* _Exercise_
Return the whole listing, line for line, without the pictures in it.

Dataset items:
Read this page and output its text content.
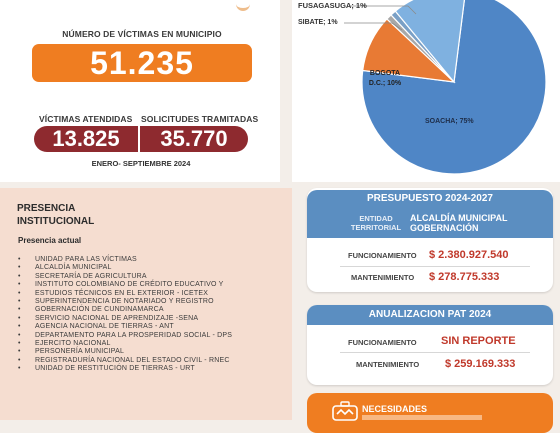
NÚMERO DE VÍCTIMAS EN MUNICIPIO
51.235
VÍCTIMAS ATENDIDAS SOLICITUDES TRAMITADAS
13.825	35.770
ENERO- SEPTIEMBRE 2024
FUSAGASUGA; 1%
SIBATE; 1%
BOGOTA D.C.; 10%
SOACHA; 75%
PRESENCIA
INSTITUCIONAL
Presencia actual
• UNIDAD PARA LAS VÍCTIMAS
• ALCALDÍA MUNICIPAL
• SECRETARÍA DE AGRICULTURA
• INSTITUTO COLOMBIANO DE CRÉDITO EDUCATIVO Y
• ESTUDIOS TÉCNICOS EN EL EXTERIOR - ICETEX
• SUPERINTENDENCIA DE NOTARIADO Y REGISTRO
• GOBERNACIÓN DE CUNDINAMARCA
• SERVICIO NACIONAL DE APRENDIZAJE -SENA
• AGENCIA NACIONAL DE TIERRAS - ANT
• DEPARTAMENTO PARA LA PROSPERIDAD SOCIAL - DPS
• EJERCITO NACIONAL
• PERSONERÍA MUNICIPAL
• REGISTRADURÍA NACIONAL DEL ESTADO CIVIL - RNEC
• UNIDAD DE RESTITUCIÓN DE TIERRAS - URT
PRESUPUESTO 2024-2027
ENTIDAD
TERRITORIAL
ALCALDÍA MUNICIPAL
GOBERNACIÓN
FUNCIONAMIENTO $ 2.380.927.540
MANTENIMIENTO $ 278.775.333
ANUALIZACION PAT 2024
FUNCIONAMIENTO SIN REPORTE
MANTENIMIENTO $ 259.169.333
NECESIDADES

* _Output below_
Read this page and output its text content.
NÚMERO DE VÍCTIMAS EN MUNICIPIO
51.235
VÍCTIMAS ATENDIDAS SOLICITUDES TRAMITADAS
13.825	35.770
ENERO- SEPTIEMBRE 2024
FUSAGASUGA; 1%
SIBATE; 1%
BOGOTA D.C.; 10%
SOACHA; 75%
PRESENCIA
INSTITUCIONAL
Presencia actual
• UNIDAD PARA LAS VÍCTIMAS
• ALCALDÍA MUNICIPAL
• SECRETARÍA DE AGRICULTURA
• INSTITUTO COLOMBIANO DE CRÉDITO EDUCATIVO Y
• ESTUDIOS TÉCNICOS EN EL EXTERIOR - ICETEX
• SUPERINTENDENCIA DE NOTARIADO Y REGISTRO
• GOBERNACIÓN DE CUNDINAMARCA
• SERVICIO NACIONAL DE APRENDIZAJE -SENA
• AGENCIA NACIONAL DE TIERRAS - ANT
• DEPARTAMENTO PARA LA PROSPERIDAD SOCIAL - DPS
• EJERCITO NACIONAL
• PERSONERÍA MUNICIPAL
• REGISTRADURÍA NACIONAL DEL ESTADO CIVIL - RNEC
• UNIDAD DE RESTITUCIÓN DE TIERRAS - URT
PRESUPUESTO 2024-2027
ENTIDAD
TERRITORIAL
ALCALDÍA MUNICIPAL
GOBERNACIÓN
FUNCIONAMIENTO $ 2.380.927.540
MANTENIMIENTO $ 278.775.333
ANUALIZACION PAT 2024
FUNCIONAMIENTO SIN REPORTE
MANTENIMIENTO $ 259.169.333
NECESIDADES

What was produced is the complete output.